▸ **Description of the task**
Read the records below and copy each line that contains "updated".

▸ **Records shown**

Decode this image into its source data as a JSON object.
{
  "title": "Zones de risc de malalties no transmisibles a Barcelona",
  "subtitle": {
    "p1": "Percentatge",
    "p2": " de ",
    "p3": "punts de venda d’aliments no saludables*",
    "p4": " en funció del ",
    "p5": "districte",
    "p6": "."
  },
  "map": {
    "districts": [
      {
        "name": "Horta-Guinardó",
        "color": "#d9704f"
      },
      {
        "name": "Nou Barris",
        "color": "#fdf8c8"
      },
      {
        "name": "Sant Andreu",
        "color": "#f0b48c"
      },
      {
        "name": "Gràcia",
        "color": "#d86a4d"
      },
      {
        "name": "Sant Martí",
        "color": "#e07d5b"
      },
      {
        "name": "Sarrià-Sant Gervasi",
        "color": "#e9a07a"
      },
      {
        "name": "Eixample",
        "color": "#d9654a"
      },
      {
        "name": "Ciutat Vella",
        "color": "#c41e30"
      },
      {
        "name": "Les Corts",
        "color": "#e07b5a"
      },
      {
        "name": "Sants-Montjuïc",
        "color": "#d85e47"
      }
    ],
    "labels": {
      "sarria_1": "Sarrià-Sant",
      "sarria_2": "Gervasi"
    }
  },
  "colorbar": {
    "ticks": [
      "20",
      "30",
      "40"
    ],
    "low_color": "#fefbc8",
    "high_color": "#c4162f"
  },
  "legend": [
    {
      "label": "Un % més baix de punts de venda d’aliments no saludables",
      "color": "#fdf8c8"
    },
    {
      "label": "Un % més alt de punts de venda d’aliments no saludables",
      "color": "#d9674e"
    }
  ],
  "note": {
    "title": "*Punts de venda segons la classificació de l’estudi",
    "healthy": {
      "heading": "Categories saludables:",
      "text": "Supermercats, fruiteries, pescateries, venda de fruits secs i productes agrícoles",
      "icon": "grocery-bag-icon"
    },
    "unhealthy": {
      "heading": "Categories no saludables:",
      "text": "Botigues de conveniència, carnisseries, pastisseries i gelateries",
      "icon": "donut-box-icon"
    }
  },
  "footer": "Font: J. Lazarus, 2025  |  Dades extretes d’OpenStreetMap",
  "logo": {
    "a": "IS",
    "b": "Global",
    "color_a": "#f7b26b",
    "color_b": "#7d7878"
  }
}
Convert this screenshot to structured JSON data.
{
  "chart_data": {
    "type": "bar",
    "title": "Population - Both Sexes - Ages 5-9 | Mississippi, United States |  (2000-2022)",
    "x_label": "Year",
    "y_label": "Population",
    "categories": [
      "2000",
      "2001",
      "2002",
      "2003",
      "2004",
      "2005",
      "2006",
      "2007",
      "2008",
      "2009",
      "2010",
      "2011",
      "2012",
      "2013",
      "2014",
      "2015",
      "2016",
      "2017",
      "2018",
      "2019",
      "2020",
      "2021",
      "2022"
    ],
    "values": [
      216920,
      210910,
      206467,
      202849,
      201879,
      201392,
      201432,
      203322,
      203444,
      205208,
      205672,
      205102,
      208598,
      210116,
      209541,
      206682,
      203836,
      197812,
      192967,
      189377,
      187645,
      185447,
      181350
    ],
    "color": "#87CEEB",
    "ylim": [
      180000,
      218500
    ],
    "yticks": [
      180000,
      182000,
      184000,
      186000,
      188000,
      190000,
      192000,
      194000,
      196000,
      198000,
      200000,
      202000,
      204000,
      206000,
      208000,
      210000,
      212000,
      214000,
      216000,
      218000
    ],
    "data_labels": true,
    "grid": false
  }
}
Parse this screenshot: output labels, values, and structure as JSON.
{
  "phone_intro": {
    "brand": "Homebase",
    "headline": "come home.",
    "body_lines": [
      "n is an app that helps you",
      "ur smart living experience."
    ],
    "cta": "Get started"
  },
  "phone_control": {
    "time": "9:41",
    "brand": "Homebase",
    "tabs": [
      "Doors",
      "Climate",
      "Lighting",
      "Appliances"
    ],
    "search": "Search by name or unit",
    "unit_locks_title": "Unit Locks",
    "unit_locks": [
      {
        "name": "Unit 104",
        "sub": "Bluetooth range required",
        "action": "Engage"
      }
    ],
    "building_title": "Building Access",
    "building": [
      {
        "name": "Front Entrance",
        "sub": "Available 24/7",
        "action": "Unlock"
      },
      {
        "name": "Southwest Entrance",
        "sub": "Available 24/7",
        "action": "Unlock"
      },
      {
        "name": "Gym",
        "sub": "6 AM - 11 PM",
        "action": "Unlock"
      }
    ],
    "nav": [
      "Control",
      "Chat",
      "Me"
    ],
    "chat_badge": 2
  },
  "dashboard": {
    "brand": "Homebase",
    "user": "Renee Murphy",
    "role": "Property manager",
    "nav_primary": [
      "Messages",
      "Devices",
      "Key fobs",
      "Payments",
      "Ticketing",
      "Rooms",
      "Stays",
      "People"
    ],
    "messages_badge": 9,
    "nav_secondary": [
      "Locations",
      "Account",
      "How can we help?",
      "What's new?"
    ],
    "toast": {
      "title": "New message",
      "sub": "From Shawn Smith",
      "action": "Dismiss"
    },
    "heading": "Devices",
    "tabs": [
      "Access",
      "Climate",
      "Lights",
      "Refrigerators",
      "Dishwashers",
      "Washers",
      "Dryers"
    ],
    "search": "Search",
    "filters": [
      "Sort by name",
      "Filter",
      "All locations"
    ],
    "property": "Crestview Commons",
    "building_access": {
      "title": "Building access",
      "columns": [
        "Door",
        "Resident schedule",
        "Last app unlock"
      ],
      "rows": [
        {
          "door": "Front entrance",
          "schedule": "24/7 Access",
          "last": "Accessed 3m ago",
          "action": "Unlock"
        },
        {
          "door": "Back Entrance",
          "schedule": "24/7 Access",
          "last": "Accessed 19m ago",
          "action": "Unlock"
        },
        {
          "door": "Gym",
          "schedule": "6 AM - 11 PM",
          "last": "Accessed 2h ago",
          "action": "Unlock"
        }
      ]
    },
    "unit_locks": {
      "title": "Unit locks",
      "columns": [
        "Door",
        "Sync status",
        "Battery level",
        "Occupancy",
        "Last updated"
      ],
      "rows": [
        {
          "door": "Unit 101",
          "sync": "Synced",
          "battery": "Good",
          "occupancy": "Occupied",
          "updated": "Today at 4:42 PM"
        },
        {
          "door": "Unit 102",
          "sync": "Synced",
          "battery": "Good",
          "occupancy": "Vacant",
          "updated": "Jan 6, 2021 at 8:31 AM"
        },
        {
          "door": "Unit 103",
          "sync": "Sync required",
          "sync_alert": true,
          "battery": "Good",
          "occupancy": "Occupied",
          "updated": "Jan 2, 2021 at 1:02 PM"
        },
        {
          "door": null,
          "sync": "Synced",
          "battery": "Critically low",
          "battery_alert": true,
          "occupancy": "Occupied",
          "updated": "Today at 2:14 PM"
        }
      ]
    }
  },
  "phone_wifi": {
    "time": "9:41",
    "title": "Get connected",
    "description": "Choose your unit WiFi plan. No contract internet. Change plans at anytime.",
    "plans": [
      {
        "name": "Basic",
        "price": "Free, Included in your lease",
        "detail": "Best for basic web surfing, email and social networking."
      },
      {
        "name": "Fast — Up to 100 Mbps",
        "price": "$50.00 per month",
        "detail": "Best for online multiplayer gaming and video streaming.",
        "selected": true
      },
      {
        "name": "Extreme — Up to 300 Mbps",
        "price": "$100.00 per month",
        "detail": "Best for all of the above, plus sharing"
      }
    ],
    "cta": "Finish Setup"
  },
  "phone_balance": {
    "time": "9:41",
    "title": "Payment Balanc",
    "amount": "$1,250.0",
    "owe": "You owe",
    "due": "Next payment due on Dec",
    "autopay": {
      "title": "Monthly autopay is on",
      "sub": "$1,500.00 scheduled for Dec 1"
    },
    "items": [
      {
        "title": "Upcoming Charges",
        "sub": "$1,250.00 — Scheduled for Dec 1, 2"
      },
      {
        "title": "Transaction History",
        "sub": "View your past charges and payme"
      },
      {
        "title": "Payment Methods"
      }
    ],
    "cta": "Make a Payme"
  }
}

▸ **Response to the task**
        "Last updated"
          "updated": "Today at 4:42 PM"
          "updated": "Jan 6, 2021 at 8:31 AM"
          "updated": "Jan 2, 2021 at 1:02 PM"
          "updated": "Today at 2:14 PM"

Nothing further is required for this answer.